From the records, pick out and copy each line containing "Suſännchen".
*** Opening of Source information ***
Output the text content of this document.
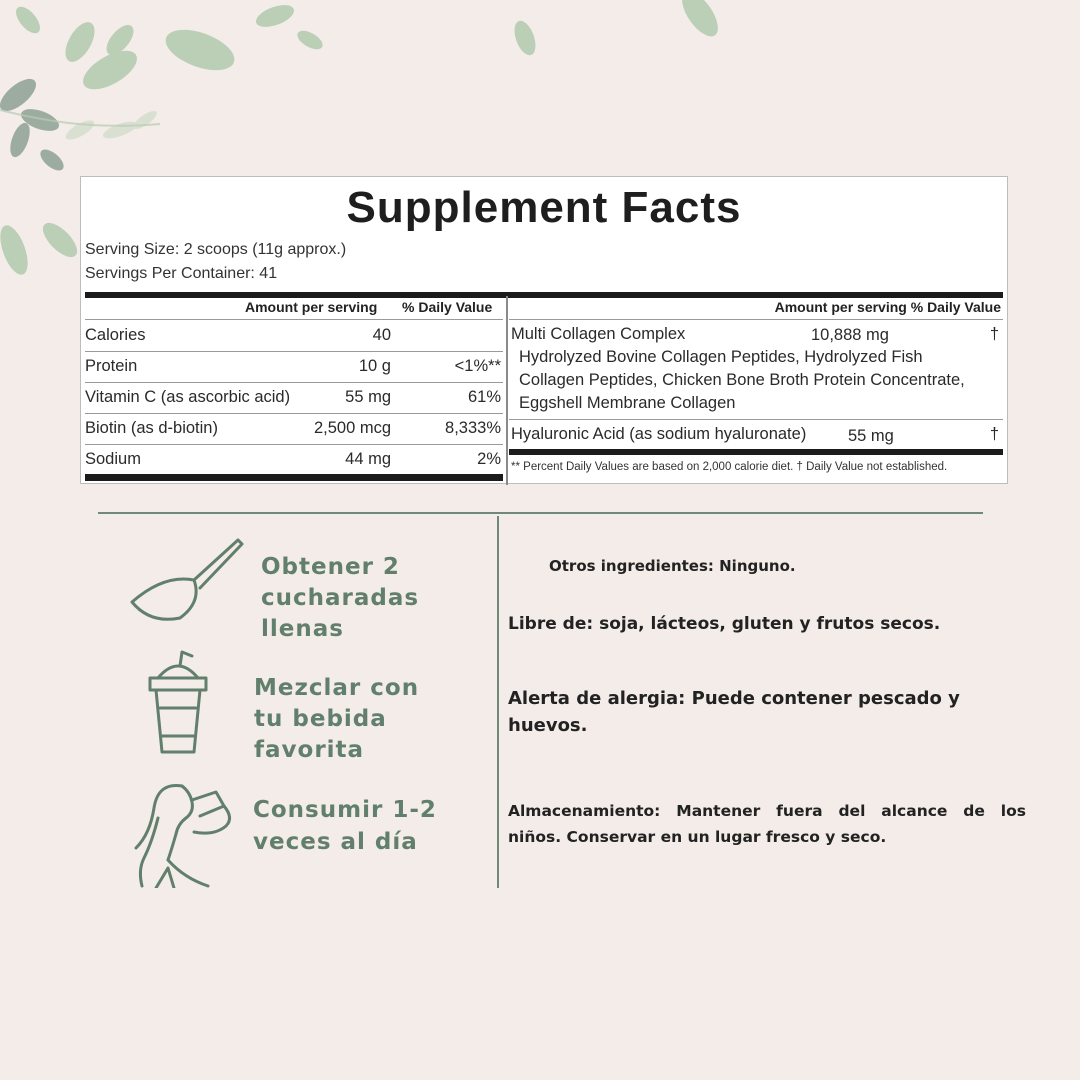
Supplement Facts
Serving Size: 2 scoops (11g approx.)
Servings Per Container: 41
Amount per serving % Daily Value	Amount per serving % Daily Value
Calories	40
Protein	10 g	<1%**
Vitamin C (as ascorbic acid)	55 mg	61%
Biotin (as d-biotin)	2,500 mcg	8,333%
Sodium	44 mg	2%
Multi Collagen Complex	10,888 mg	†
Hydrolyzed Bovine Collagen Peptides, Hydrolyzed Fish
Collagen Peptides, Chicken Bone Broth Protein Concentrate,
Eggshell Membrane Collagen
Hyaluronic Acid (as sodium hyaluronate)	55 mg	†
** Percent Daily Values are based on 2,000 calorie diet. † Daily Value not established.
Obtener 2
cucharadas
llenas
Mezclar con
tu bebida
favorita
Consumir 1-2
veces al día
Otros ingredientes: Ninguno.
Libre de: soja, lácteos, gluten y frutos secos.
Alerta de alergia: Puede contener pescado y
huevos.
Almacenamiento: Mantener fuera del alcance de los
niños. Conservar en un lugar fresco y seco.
*** Close of Source information ***
*** Opening of Source information ***
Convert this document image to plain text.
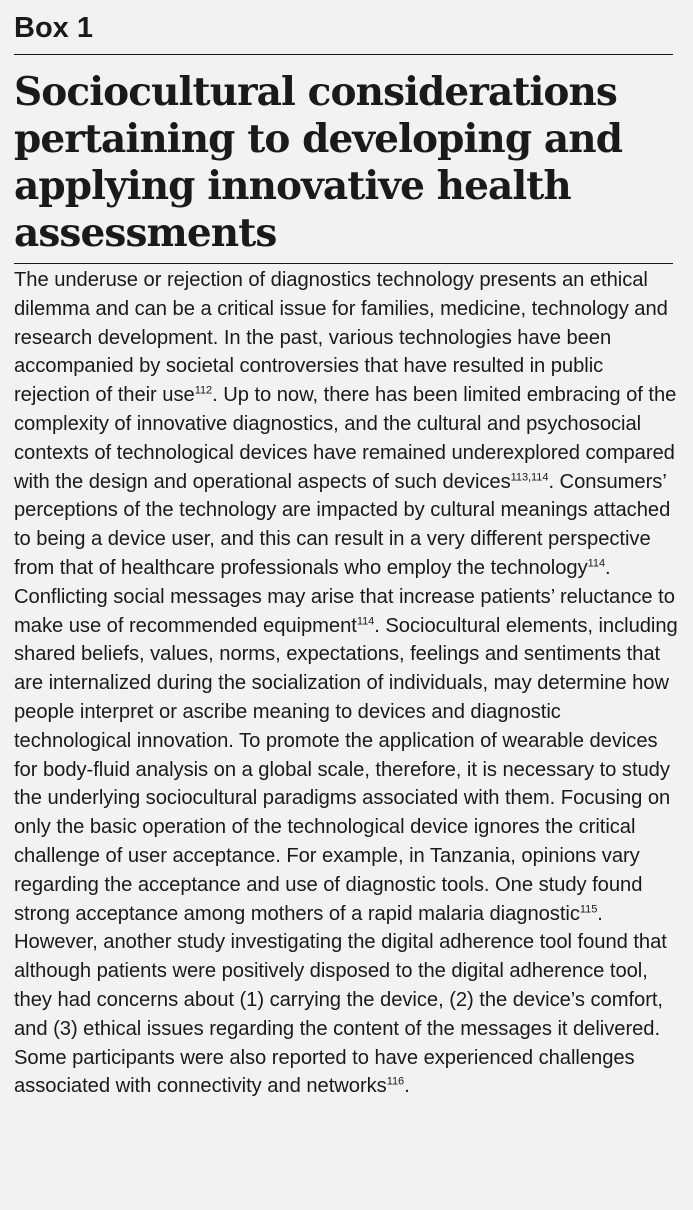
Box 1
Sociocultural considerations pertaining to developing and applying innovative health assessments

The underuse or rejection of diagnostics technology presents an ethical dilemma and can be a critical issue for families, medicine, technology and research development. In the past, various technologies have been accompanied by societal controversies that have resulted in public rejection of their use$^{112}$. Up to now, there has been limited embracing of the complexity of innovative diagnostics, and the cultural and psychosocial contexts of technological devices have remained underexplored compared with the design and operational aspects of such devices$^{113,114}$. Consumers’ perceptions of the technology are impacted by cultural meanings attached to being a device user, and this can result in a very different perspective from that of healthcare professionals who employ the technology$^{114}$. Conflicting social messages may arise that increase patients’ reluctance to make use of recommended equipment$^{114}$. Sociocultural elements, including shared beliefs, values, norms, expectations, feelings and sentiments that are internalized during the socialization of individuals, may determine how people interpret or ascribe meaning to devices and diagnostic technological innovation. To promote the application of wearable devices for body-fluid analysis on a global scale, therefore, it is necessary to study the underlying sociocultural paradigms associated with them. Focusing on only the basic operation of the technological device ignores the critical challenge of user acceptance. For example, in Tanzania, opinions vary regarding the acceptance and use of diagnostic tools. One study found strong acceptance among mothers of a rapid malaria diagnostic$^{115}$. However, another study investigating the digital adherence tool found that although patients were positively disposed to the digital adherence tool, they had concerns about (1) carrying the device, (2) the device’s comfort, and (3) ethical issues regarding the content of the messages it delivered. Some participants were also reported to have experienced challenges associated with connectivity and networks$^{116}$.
*** Close of Source information ***
*** Opening of Source information ***
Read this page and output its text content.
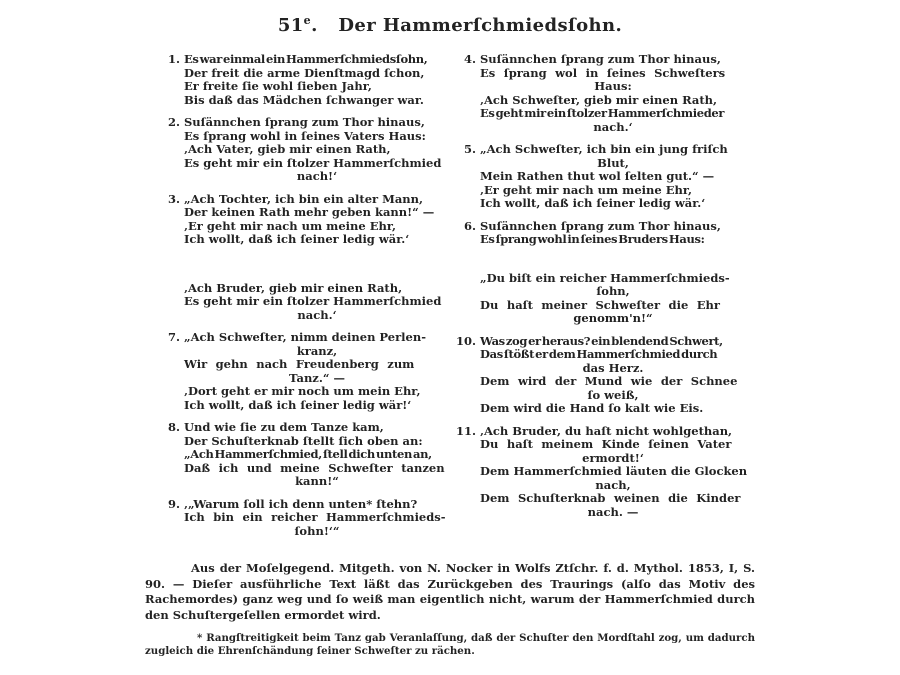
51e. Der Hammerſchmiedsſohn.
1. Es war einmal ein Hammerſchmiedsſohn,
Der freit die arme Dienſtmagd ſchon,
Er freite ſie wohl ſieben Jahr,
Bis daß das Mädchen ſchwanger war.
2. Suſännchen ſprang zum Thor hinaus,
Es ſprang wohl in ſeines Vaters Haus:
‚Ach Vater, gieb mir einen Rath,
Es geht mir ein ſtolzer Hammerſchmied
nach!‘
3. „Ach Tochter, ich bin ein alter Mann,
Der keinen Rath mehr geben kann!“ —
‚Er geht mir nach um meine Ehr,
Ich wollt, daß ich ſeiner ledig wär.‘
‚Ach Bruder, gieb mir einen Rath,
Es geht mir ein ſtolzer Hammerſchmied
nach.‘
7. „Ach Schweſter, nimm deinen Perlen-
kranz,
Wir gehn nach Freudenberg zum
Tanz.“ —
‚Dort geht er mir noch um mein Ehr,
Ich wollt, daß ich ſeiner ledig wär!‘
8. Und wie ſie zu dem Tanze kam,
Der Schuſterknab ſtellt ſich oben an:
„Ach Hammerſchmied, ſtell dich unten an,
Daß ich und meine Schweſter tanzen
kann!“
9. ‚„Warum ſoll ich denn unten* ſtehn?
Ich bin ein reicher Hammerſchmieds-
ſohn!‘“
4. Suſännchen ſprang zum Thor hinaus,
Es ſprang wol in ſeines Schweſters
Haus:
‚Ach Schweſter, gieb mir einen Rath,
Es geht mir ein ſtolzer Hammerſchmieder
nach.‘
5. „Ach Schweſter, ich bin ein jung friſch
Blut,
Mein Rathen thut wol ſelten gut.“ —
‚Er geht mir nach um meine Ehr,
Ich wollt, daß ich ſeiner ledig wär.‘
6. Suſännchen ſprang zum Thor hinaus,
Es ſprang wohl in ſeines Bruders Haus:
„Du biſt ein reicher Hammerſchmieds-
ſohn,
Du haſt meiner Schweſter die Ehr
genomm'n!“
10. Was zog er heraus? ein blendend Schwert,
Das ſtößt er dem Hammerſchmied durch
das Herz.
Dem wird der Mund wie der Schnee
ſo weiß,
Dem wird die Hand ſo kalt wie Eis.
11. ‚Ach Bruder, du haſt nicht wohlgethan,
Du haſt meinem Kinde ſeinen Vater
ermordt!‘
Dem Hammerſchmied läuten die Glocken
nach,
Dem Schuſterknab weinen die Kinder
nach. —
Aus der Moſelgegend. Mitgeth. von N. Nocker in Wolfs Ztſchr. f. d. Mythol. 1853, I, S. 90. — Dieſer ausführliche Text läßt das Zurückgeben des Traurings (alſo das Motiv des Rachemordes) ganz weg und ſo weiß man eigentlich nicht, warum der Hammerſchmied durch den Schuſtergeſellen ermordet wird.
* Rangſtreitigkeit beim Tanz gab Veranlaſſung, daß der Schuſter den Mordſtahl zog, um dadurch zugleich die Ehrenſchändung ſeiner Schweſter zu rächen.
*** Close of Source information ***
- Worked solution:
2. Suſännchen ſprang zum Thor hinaus,
4. Suſännchen ſprang zum Thor hinaus,
6. Suſännchen ſprang zum Thor hinaus,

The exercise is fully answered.